Stated goal: Show all lines holding "found".

Stored entries:

○ ○ ○ ○ ○ ○ ○

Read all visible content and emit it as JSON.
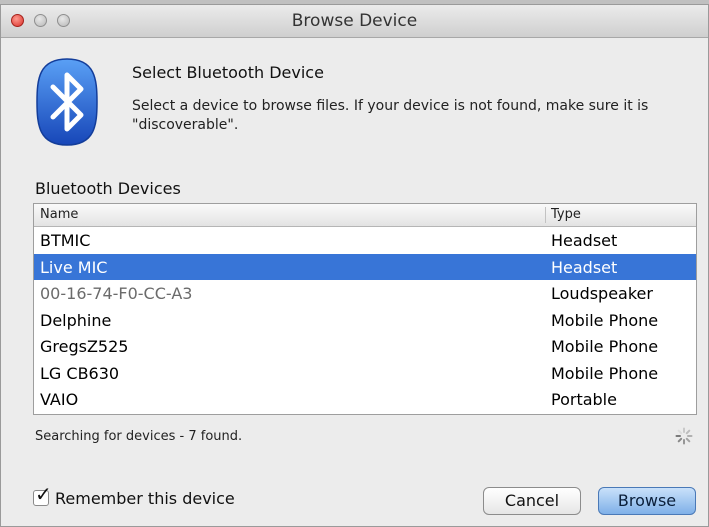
{
  "window": {
    "title": "Browse Device"
  },
  "header": {
    "heading": "Select Bluetooth Device",
    "description": "Select a device to browse files.  If your device is not found, make sure it is \"discoverable\"."
  },
  "devices": {
    "section_label": "Bluetooth Devices",
    "columns": {
      "name": "Name",
      "type": "Type"
    },
    "rows": [
      {
        "name": "BTMIC",
        "type": "Headset"
      },
      {
        "name": "Live MIC",
        "type": "Headset"
      },
      {
        "name": "00-16-74-F0-CC-A3",
        "type": "Loudspeaker"
      },
      {
        "name": "Delphine",
        "type": "Mobile Phone"
      },
      {
        "name": "GregsZ525",
        "type": "Mobile Phone"
      },
      {
        "name": "LG CB630",
        "type": "Mobile Phone"
      },
      {
        "name": "VAIO",
        "type": "Portable"
      }
    ],
    "selected_index": 1
  },
  "status": {
    "text": "Searching for devices - 7 found."
  },
  "footer": {
    "remember_label": "Remember this device",
    "remember_checked": true,
    "cancel_label": "Cancel",
    "browse_label": "Browse"
  },
  "icons": {
    "bluetooth": "bluetooth-icon",
    "spinner": "spinner-icon",
    "checkmark": "checkmark-icon"
  },
  "colors": {
    "selection": "#3875d7",
    "bluetooth_blue": "#1c5fd0",
    "close_red": "#d9302a"
  }
}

○ ○ ○ ○ ○ ○ ○

Result:
    "description": "Select a device to browse files.  If your device is not found, make sure it is \"discoverable\"."
    "text": "Searching for devices - 7 found."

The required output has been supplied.